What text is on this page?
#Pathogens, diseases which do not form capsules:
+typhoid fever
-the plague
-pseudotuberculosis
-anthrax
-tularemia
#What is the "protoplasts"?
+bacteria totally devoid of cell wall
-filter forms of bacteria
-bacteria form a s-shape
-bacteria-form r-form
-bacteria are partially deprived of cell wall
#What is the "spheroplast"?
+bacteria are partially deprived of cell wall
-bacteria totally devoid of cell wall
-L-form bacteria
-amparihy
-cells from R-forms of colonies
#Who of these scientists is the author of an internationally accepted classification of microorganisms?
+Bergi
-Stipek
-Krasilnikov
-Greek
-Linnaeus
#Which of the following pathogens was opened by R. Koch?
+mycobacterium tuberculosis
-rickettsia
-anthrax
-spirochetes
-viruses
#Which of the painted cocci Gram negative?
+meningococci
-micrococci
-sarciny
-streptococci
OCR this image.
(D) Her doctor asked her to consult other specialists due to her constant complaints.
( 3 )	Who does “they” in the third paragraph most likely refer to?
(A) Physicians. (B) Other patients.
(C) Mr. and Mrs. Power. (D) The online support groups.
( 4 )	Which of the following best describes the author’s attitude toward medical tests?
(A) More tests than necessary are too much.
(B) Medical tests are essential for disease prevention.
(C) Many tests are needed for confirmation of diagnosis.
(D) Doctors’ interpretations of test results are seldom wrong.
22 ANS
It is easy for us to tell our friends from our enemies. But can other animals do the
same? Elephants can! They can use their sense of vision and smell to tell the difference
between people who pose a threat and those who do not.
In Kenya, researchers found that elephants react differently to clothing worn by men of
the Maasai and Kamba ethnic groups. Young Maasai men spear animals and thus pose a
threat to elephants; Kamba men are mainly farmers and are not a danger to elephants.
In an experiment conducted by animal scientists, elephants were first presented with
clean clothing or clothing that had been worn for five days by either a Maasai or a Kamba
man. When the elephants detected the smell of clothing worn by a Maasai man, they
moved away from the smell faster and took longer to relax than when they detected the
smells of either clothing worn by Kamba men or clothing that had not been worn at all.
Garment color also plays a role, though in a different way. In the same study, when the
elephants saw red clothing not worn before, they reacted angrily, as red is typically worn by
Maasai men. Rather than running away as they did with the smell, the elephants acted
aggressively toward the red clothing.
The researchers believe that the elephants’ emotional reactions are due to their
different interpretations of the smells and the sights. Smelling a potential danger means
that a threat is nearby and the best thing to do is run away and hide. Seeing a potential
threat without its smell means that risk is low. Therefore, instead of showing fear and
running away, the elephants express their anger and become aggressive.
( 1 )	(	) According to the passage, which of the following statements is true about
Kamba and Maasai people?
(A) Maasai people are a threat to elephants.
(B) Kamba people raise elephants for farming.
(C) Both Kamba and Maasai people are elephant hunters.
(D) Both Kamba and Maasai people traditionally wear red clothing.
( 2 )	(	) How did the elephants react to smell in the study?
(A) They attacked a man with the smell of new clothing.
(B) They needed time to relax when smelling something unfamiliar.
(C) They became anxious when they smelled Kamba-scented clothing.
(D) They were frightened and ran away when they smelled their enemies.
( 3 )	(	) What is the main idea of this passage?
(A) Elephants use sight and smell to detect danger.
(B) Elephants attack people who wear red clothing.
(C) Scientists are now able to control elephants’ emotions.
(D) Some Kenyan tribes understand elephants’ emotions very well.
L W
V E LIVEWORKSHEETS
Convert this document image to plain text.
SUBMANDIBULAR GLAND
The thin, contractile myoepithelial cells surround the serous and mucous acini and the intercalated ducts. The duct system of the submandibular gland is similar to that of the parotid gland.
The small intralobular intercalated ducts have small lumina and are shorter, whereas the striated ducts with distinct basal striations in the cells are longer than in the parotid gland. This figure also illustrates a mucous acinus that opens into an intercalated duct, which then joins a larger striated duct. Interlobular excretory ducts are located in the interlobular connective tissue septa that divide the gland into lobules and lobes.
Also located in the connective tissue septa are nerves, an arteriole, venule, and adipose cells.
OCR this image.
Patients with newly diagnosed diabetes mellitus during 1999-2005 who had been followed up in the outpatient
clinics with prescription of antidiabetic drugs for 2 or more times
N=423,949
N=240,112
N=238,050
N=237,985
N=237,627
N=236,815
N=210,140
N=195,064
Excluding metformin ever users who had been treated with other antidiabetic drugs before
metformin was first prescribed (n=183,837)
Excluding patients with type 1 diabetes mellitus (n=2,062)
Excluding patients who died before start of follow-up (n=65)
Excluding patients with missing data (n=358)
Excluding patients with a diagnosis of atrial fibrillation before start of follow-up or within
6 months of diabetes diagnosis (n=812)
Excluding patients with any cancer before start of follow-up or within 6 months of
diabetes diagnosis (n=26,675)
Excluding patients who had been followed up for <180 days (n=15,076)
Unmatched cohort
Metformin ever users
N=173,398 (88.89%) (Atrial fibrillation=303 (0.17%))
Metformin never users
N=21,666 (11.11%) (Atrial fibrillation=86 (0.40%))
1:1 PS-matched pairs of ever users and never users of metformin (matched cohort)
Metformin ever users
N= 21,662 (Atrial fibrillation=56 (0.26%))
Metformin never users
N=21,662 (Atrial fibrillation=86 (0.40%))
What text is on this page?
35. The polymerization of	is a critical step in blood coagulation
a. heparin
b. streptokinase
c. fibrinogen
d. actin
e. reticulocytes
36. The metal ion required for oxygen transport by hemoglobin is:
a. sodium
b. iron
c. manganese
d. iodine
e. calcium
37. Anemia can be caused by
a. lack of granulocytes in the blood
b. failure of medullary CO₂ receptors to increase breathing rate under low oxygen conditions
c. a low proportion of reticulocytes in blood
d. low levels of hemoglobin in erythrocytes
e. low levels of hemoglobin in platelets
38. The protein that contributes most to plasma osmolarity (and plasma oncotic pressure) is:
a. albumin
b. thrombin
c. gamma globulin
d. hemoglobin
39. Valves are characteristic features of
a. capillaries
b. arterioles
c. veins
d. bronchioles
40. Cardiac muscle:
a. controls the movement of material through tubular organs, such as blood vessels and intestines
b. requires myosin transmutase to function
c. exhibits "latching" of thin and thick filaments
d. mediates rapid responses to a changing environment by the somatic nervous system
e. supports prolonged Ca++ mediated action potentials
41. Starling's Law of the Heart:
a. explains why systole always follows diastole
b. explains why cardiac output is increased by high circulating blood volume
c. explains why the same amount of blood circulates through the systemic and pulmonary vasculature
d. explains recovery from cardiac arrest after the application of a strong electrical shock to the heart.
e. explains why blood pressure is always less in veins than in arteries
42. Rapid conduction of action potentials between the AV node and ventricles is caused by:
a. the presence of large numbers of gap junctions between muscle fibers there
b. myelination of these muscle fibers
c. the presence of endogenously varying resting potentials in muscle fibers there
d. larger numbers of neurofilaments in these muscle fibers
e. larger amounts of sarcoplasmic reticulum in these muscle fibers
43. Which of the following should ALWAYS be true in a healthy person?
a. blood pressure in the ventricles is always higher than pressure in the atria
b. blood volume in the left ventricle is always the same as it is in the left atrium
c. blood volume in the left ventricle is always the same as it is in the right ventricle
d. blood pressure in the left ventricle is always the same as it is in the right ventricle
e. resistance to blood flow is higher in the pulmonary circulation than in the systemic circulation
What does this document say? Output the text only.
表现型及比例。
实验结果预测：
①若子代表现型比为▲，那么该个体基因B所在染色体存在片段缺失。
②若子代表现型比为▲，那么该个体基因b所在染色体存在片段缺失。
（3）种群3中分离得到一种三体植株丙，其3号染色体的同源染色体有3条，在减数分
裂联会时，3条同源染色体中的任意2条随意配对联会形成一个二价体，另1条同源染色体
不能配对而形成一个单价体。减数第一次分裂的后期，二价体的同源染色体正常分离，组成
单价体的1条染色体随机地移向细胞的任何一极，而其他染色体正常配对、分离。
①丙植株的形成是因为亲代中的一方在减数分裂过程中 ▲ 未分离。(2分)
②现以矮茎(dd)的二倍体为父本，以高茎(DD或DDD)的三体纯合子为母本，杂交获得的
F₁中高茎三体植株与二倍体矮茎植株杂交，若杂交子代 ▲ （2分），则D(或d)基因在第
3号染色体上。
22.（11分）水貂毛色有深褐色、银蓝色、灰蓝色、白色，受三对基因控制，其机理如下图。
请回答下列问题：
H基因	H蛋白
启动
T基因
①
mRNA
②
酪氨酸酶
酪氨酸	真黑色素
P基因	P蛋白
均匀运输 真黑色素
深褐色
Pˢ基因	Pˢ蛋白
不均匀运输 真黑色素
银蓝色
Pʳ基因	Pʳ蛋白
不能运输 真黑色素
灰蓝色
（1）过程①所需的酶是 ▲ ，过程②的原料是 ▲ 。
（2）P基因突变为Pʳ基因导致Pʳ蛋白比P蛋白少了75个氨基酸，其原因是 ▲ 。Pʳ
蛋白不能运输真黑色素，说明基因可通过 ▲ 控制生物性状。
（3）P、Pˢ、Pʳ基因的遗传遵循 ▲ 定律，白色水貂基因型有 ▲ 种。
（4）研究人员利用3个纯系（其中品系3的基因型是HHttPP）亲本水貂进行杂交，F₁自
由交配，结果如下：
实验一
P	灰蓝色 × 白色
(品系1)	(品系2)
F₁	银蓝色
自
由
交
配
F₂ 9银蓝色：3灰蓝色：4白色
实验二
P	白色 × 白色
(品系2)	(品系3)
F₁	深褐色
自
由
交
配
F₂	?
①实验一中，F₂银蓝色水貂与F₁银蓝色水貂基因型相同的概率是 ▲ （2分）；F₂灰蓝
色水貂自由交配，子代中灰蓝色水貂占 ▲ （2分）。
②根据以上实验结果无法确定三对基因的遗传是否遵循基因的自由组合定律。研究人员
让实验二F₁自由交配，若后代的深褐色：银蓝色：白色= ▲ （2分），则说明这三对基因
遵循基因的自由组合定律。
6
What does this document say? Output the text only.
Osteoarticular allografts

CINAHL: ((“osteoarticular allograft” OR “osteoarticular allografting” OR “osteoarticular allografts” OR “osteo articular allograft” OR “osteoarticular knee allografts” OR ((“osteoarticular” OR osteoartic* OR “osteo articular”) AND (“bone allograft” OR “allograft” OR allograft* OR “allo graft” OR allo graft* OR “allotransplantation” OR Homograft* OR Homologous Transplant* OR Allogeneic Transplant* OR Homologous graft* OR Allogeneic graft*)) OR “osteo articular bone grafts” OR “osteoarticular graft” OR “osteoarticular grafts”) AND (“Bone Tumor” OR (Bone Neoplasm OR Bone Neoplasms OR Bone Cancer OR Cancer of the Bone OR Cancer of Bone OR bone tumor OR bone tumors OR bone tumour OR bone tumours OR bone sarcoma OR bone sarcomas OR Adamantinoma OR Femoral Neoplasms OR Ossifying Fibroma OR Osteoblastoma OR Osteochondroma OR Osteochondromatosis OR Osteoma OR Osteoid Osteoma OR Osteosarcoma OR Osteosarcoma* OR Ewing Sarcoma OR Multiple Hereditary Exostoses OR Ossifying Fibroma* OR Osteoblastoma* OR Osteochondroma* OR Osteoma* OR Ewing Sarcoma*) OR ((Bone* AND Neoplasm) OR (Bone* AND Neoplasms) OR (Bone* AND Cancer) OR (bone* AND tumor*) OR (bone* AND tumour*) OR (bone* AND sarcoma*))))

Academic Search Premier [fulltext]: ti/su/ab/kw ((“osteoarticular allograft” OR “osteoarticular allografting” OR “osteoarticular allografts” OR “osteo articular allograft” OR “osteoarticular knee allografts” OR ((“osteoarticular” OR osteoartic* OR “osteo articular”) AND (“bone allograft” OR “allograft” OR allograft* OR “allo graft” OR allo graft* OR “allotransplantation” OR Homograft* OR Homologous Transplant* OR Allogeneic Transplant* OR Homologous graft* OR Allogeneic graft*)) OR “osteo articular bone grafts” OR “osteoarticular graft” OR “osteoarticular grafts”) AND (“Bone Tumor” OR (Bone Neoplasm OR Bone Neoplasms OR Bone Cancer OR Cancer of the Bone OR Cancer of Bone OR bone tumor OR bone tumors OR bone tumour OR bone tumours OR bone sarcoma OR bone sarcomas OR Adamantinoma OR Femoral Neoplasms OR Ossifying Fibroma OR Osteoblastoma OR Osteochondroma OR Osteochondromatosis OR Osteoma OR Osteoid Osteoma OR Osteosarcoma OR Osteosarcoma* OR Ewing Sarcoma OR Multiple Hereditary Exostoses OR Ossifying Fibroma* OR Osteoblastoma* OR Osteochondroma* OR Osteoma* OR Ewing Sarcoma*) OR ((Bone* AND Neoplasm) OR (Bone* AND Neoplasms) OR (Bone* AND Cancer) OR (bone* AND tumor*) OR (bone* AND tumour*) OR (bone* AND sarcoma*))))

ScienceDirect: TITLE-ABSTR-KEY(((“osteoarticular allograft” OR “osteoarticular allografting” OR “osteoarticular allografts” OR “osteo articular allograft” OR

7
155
───
PROBLEM TO SOLVE ::
If a line in the records above includes the string "most", copy it.

TASK RESULT ::
( 3 )	Who does “they” in the third paragraph most likely refer to?
38. The protein that contributes most to plasma osmolarity (and plasma oncotic pressure) is:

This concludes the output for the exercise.